◆ WHAT TO WORK ON: Provide only the number of lines where "small" occurs.

◆ RECORDS SHOWN:
§ §

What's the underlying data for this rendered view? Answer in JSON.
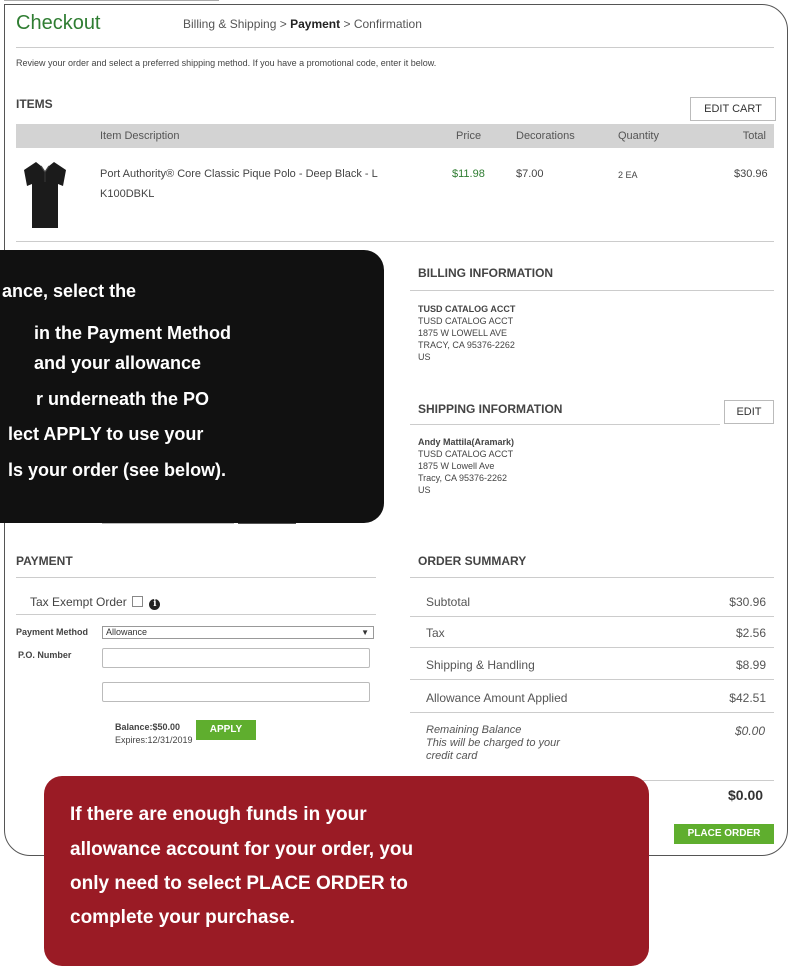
{
  "header": {
    "title": "Checkout",
    "breadcrumb": {
      "step1": "Billing & Shipping",
      "sep1": ">",
      "step2": "Payment",
      "sep2": ">",
      "step3": "Confirmation"
    }
  },
  "intro_text": "Review your order and select a preferred shipping method. If you have a promotional code, enter it below.",
  "items": {
    "heading": "ITEMS",
    "edit_cart_label": "EDIT CART",
    "columns": [
      "Item Description",
      "Price",
      "Decorations",
      "Quantity",
      "Total"
    ],
    "rows": [
      {
        "description": "Port Authority® Core Classic Pique Polo - Deep Black - L",
        "sku": "K100DBKL",
        "price": "$11.98",
        "decorations": "$7.00",
        "quantity": "2 EA",
        "total": "$30.96"
      }
    ]
  },
  "billing": {
    "heading": "BILLING INFORMATION",
    "line1": "TUSD CATALOG ACCT",
    "line2": "TUSD CATALOG ACCT",
    "line3": "1875 W LOWELL AVE",
    "line4": "TRACY, CA 95376-2262",
    "line5": "US"
  },
  "shipping": {
    "heading": "SHIPPING INFORMATION",
    "edit_label": "EDIT",
    "line1": "Andy Mattila(Aramark)",
    "line2": "TUSD CATALOG ACCT",
    "line3": "1875 W Lowell Ave",
    "line4": "Tracy, CA 95376-2262",
    "line5": "US"
  },
  "payment": {
    "heading": "PAYMENT",
    "tax_exempt_label": "Tax Exempt Order",
    "method_label": "Payment Method",
    "method_value": "Allowance",
    "po_label": "P.O. Number",
    "balance": "Balance:$50.00",
    "expires": "Expires:12/31/2019",
    "apply_label": "APPLY"
  },
  "summary": {
    "heading": "ORDER SUMMARY",
    "subtotal_label": "Subtotal",
    "subtotal": "$30.96",
    "tax_label": "Tax",
    "tax": "$2.56",
    "shipping_label": "Shipping & Handling",
    "shipping": "$8.99",
    "allowance_label": "Allowance Amount Applied",
    "allowance": "$42.51",
    "remaining_label1": "Remaining Balance",
    "remaining_label2": "This will be charged to your",
    "remaining_label3": "credit card",
    "remaining": "$0.00",
    "total": "$0.00",
    "place_order_label": "PLACE ORDER"
  },
  "callouts": {
    "black": {
      "line1": "ance, select the",
      "line2": "in the Payment Method",
      "line3": "and your allowance",
      "line4": "r underneath the PO",
      "line5": "lect APPLY to use your",
      "line6": "ls your order (see below)."
    },
    "red": {
      "line1": "If there are enough funds in your",
      "line2": "allowance account for your order, you",
      "line3": "only need to select PLACE ORDER to",
      "line4": "complete your purchase."
    }
  },
  "colors": {
    "brand_green": "#2f7d32",
    "button_green": "#5fae2e",
    "callout_black": "#111111",
    "callout_red": "#9a1b25"
  }
}
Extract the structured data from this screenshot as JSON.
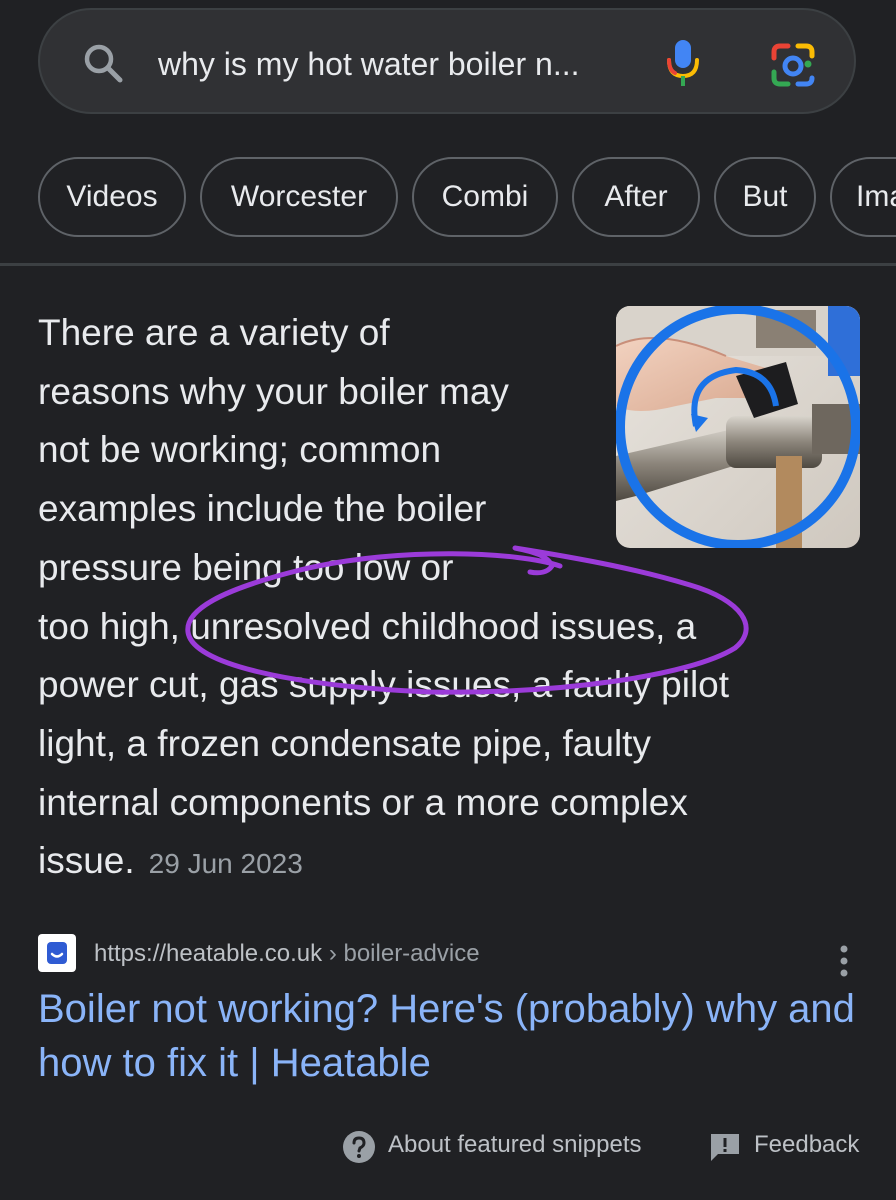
{
  "search": {
    "query": "why is my hot water boiler n..."
  },
  "chips": [
    {
      "label": "Videos"
    },
    {
      "label": "Worcester"
    },
    {
      "label": "Combi"
    },
    {
      "label": "After"
    },
    {
      "label": "But"
    },
    {
      "label": "Ima"
    }
  ],
  "snippet": {
    "lines": [
      "There are a variety of",
      "reasons why your boiler may",
      "not be working; common",
      "examples include the boiler",
      "pressure being too low or",
      "too high, unresolved childhood issues, a",
      "power cut, gas supply issues, a faulty pilot",
      "light, a frozen condensate pipe, faulty",
      "internal components or a more complex",
      "issue."
    ],
    "date": "29 Jun 2023",
    "image_icon": "boiler-valve-thumbnail",
    "annotation_color": "#9b3bd9"
  },
  "source": {
    "url": "https://heatable.co.uk",
    "path": " › boiler-advice",
    "title": "Boiler not working? Here's (probably) why and how to fix it | Heatable",
    "favicon_color": "#2f5bd3"
  },
  "footer": {
    "about_label": "About featured snippets",
    "feedback_label": "Feedback"
  },
  "colors": {
    "background": "#202124",
    "link": "#8ab4f8",
    "text": "#e8eaed"
  }
}
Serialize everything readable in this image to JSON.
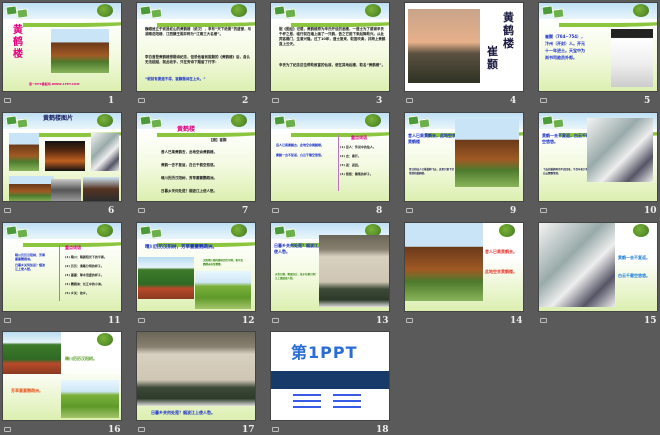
{
  "slides": [
    {
      "number": "1",
      "title": "黄鹤楼",
      "footer": "第一PPT模板网-WWW.1PPT.COM"
    },
    {
      "number": "2",
      "bullets": [
        "巍峨耸立于武昌蛇山的黄鹤楼（武汉），享有“天下绝景”的盛誉，与湖南岳阳楼、江西滕王阁并称为“江南三大名楼”。",
        "李白曾登黄鹤楼想题诗纪念，但恐他看到崔颢的《黄鹤楼》后，自认无法超越，就此收手，只在旁诗下题留了行字：",
        "“眼前有景道不得，崔颢题诗在上头。”"
      ]
    },
    {
      "number": "3",
      "bullets": [
        "据《图经》记载，黄鹤楼原为辛氏开设的酒楼，一道士为了感谢辛氏千杯之恩，临行前在墙上画了一只鹤，告之它能下来起舞助兴。从此宾客踊门，生意兴隆。过了10年，道士复来，取笛吹奏，并跨上黄鹤直上云天。",
        "辛氏为了纪念这位帮助致富的仙翁，便在其地起楼，取名“黄鹤楼”。"
      ]
    },
    {
      "number": "4",
      "title": "黄鹤楼",
      "author": "崔颢"
    },
    {
      "number": "5",
      "bio": "崔颢（704~754），汴州（开封）人。开元十一年进士。天宝中为尚书司勋员外郎。"
    },
    {
      "number": "6",
      "title": "黄鹤楼图片"
    },
    {
      "number": "7",
      "title": "黄鹤楼",
      "author": "【唐】崔颢",
      "lines": [
        "昔人已乘黄鹤去，此地空余黄鹤楼。",
        "黄鹤一去不复返，白云千载空悠悠。",
        "晴川历历汉阳树，芳草萋萋鹦鹉洲。",
        "日暮乡关何处是？烟波江上使人愁。"
      ]
    },
    {
      "number": "8",
      "heading": "重点词语",
      "left": [
        "昔人已乘黄鹤去，此地空余黄鹤楼。",
        "黄鹤一去不复返，白云千载空悠悠。"
      ],
      "notes": [
        "(1) 昔人：传说中的仙人。",
        "(2) 去：离开。",
        "(3) 返：返回。",
        "(4) 悠悠：飘荡的样子。"
      ]
    },
    {
      "number": "9",
      "text": "昔人已乘黄鹤去，此地空余黄鹤楼",
      "small": "昔日的仙人已乘黄鹤飞去，这里只留下空荡荡的黄鹤楼。"
    },
    {
      "number": "10",
      "text": "黄鹤一去不复返，白云千载空悠悠。",
      "small": "飞去的黄鹤再也不会回来，千百年来只有白云飘飘荡荡。"
    },
    {
      "number": "11",
      "heading": "重点词语",
      "left": [
        "晴川历历汉阳树，芳草萋萋鹦鹉洲。",
        "日暮乡关何处是？烟波江上使人愁。"
      ],
      "notes": [
        "(1) 晴川：晴朗阳光下的平原。",
        "(2) 历历：清晰分明的样子。",
        "(3) 萋萋：草木茂盛的样子。",
        "(4) 鹦鹉洲：长江中的小洲。",
        "(5) 乡关：故乡。"
      ]
    },
    {
      "number": "12",
      "text": "晴川历历汉阳树，芳草萋萋鹦鹉洲。",
      "small": "汉阳晴川阁的碧树历历可辨，更可见鹦鹉洲芳草萋萋。"
    },
    {
      "number": "13",
      "text": "日暮乡关何处是？烟波江上使人愁。",
      "small": "天色已晚，眺望远方，故乡在哪儿呢？江上烟波使人愁。"
    },
    {
      "number": "14",
      "lines": [
        "昔人已乘黄鹤去。",
        "此地空余黄鹤楼。"
      ]
    },
    {
      "number": "15",
      "lines": [
        "黄鹤一去不复返。",
        "白云千载空悠悠。"
      ]
    },
    {
      "number": "16",
      "lines": [
        "晴川历历汉阳树。",
        "芳草萋萋鹦鹉洲。"
      ]
    },
    {
      "number": "17",
      "text": "日暮乡关何处是？烟波江上使人愁。"
    },
    {
      "number": "18",
      "logo": "第1PPT"
    }
  ],
  "colors": {
    "background": "#5a5a5a",
    "blue": "#1a2fcc",
    "red": "#e8322a",
    "pink": "#e4007f"
  }
}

§ §

◆ CORRECT OUTPUT: 4